Description of the task →
Repeat the records exactly. Every line must match.

Entries shown →
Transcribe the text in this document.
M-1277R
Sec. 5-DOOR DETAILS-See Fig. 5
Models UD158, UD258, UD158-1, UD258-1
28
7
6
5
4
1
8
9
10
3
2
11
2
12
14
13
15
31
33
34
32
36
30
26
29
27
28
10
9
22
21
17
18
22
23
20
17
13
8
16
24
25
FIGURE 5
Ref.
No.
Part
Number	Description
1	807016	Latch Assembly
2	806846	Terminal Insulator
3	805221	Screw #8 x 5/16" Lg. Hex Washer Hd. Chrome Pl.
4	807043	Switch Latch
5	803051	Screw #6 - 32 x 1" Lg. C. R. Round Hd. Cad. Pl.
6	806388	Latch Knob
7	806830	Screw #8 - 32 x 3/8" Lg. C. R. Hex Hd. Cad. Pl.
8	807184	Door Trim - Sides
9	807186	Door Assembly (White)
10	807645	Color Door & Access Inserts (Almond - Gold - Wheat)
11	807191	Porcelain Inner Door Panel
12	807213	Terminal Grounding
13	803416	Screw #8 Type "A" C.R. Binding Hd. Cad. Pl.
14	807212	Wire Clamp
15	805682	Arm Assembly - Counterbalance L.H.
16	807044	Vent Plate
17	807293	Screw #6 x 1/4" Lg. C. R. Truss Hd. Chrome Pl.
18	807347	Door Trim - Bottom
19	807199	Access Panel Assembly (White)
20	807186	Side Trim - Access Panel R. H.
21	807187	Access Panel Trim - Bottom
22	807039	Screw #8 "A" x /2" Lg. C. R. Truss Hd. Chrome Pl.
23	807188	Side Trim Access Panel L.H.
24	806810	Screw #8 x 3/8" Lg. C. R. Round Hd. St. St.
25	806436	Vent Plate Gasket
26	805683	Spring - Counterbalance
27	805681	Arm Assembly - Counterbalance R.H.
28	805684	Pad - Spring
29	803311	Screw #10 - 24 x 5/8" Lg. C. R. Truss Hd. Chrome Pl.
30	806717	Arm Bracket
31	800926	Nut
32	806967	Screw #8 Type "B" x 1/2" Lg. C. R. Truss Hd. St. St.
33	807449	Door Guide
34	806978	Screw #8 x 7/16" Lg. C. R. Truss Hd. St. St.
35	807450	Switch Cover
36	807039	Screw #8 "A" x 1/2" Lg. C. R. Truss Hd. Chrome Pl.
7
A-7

Task output →
Transcribe the text in this document.
M-1277R
Sec. 5-DOOR DETAILS-See Fig. 5
Models UD158, UD258, UD158-1, UD258-1
28
7
6
5
4
1
8
9
10
3
2
11
2
12
14
13
15
31
33
34
32
36
30
26
29
27
28
10
9
22
21
17
18
22
23
20
17
13
8
16
24
25
FIGURE 5
Ref.
No.
Part
Number	Description
1	807016	Latch Assembly
2	806846	Terminal Insulator
3	805221	Screw #8 x 5/16" Lg. Hex Washer Hd. Chrome Pl.
4	807043	Switch Latch
5	803051	Screw #6 - 32 x 1" Lg. C. R. Round Hd. Cad. Pl.
6	806388	Latch Knob
7	806830	Screw #8 - 32 x 3/8" Lg. C. R. Hex Hd. Cad. Pl.
8	807184	Door Trim - Sides
9	807186	Door Assembly (White)
10	807645	Color Door & Access Inserts (Almond - Gold - Wheat)
11	807191	Porcelain Inner Door Panel
12	807213	Terminal Grounding
13	803416	Screw #8 Type "A" C.R. Binding Hd. Cad. Pl.
14	807212	Wire Clamp
15	805682	Arm Assembly - Counterbalance L.H.
16	807044	Vent Plate
17	807293	Screw #6 x 1/4" Lg. C. R. Truss Hd. Chrome Pl.
18	807347	Door Trim - Bottom
19	807199	Access Panel Assembly (White)
20	807186	Side Trim - Access Panel R. H.
21	807187	Access Panel Trim - Bottom
22	807039	Screw #8 "A" x /2" Lg. C. R. Truss Hd. Chrome Pl.
23	807188	Side Trim Access Panel L.H.
24	806810	Screw #8 x 3/8" Lg. C. R. Round Hd. St. St.
25	806436	Vent Plate Gasket
26	805683	Spring - Counterbalance
27	805681	Arm Assembly - Counterbalance R.H.
28	805684	Pad - Spring
29	803311	Screw #10 - 24 x 5/8" Lg. C. R. Truss Hd. Chrome Pl.
30	806717	Arm Bracket
31	800926	Nut
32	806967	Screw #8 Type "B" x 1/2" Lg. C. R. Truss Hd. St. St.
33	807449	Door Guide
34	806978	Screw #8 x 7/16" Lg. C. R. Truss Hd. St. St.
35	807450	Switch Cover
36	807039	Screw #8 "A" x 1/2" Lg. C. R. Truss Hd. Chrome Pl.
7
A-7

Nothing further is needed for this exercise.